#### EXCERPTED RECORDS
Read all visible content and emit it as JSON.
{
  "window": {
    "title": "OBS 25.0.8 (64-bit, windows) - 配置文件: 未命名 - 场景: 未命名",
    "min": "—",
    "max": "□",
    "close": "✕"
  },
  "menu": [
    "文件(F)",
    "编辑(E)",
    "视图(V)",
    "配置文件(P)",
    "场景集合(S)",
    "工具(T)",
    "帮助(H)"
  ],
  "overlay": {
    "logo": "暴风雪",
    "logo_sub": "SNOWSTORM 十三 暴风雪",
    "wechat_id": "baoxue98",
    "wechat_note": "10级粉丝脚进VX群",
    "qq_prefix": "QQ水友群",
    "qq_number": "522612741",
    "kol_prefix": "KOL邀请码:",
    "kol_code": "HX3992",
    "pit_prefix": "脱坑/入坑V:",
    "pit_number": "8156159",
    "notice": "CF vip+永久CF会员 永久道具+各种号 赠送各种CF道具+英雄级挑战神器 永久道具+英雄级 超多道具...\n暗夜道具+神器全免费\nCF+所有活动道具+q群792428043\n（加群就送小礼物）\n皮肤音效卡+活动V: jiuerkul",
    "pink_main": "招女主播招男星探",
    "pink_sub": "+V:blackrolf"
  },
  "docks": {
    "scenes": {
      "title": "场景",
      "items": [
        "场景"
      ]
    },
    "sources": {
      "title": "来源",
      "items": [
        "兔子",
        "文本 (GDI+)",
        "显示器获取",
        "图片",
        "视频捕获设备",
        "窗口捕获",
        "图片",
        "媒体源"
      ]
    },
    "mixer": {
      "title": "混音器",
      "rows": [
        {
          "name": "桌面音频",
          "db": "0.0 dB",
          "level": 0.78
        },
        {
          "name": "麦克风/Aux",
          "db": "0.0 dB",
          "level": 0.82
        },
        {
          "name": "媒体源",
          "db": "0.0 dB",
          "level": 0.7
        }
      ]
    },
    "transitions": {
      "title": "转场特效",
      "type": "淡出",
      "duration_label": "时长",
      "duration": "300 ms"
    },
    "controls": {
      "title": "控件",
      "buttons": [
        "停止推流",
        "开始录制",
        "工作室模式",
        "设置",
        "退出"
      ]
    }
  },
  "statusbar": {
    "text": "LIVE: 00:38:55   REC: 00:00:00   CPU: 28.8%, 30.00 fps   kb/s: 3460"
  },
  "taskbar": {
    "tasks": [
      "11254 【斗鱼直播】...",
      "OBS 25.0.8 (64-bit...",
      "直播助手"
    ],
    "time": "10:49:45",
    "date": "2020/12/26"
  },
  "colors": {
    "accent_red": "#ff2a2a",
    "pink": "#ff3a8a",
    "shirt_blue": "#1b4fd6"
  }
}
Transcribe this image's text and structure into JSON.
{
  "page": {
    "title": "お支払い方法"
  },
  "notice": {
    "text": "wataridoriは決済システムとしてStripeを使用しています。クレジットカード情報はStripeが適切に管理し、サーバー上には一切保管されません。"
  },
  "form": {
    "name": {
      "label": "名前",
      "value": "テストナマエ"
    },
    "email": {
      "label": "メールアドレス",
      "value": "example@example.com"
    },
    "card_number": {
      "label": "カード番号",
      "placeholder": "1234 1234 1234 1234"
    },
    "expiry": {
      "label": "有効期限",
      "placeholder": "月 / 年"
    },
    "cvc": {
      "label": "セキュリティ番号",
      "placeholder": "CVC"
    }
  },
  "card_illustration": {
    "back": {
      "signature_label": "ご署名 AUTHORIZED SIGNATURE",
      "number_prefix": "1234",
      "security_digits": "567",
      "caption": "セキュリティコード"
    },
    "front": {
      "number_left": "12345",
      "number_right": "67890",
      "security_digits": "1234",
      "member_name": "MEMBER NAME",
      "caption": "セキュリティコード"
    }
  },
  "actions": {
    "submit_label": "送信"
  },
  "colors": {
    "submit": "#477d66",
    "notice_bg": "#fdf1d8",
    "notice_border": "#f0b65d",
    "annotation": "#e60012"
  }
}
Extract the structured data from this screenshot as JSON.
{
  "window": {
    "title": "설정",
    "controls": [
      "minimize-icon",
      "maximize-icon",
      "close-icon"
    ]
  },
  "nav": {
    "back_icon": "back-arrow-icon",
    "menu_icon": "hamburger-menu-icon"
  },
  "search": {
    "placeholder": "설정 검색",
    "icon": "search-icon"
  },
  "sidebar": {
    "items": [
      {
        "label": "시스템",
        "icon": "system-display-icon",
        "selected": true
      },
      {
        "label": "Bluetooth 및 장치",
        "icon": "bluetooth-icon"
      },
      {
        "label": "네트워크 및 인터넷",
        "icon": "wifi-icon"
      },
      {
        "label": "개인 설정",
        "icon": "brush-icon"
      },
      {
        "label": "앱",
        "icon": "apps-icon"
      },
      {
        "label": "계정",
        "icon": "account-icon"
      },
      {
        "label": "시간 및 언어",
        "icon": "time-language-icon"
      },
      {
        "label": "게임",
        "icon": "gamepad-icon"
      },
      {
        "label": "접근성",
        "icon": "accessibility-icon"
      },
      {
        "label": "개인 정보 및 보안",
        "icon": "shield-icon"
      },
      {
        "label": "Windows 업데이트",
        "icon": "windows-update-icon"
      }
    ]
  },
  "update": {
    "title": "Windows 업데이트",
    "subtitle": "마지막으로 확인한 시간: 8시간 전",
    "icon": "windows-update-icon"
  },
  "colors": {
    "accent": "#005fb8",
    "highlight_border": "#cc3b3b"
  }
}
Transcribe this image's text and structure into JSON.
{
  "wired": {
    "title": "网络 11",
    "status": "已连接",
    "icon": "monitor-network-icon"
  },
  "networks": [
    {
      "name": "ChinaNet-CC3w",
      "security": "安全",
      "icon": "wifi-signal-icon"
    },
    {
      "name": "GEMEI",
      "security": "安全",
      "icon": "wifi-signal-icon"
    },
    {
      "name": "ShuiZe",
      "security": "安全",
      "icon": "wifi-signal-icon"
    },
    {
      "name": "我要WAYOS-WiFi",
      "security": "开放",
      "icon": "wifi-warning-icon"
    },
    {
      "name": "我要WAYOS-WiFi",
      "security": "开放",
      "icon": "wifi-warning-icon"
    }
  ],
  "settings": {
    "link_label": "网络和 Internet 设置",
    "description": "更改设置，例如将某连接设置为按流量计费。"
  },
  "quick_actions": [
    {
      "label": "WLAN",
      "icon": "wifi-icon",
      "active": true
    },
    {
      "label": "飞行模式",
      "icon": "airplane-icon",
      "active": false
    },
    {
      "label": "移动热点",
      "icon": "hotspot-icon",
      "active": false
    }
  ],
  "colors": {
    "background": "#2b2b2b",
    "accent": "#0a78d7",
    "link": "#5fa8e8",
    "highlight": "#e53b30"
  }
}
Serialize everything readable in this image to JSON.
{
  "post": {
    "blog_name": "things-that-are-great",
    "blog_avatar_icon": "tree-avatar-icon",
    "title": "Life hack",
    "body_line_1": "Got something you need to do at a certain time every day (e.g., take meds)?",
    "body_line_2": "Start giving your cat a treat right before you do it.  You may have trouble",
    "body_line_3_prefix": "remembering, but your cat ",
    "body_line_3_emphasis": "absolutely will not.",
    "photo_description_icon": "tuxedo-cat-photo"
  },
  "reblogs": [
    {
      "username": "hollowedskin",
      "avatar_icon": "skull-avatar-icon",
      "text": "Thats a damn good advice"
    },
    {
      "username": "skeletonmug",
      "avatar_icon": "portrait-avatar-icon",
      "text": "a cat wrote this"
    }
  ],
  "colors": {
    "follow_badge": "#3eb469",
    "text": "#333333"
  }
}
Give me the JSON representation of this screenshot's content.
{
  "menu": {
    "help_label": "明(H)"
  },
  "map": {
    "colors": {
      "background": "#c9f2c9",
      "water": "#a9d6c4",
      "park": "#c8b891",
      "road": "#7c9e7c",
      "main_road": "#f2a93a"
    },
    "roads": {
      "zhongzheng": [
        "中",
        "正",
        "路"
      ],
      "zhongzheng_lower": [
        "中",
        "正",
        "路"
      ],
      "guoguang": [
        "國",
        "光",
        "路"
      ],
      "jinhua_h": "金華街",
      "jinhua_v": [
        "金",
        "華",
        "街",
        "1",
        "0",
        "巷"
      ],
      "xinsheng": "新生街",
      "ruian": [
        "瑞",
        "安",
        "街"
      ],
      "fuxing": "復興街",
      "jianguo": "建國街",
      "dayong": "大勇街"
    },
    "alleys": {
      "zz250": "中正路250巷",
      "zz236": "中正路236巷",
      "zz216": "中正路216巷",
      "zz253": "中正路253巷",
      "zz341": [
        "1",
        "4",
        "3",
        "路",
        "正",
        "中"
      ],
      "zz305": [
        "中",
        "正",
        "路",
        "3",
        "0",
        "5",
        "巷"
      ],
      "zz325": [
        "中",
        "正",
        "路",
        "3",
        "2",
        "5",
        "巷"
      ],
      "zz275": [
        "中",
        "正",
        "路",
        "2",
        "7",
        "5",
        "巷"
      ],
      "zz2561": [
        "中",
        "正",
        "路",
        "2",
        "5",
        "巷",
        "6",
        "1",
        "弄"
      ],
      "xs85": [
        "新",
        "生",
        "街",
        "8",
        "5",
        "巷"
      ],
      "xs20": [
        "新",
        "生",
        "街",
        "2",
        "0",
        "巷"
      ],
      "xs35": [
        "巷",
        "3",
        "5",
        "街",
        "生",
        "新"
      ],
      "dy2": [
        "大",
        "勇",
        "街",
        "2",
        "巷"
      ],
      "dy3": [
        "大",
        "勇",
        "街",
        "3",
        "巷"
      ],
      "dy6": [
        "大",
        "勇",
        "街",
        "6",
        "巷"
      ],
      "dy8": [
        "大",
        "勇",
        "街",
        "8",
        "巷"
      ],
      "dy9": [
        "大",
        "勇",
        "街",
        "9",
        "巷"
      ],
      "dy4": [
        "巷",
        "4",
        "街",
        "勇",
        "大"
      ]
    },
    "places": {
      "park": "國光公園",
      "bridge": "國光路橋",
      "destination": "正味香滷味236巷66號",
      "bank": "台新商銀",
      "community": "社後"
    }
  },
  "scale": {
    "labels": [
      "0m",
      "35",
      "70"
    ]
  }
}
########
OBJECTIVE: Using the material above, copy every line in which the string "placeholder" occurs.

EXERCISE ANSWER:
      "placeholder": "1234 1234 1234 1234"
      "placeholder": "月 / 年"
      "placeholder": "CVC"
    "placeholder": "설정 검색",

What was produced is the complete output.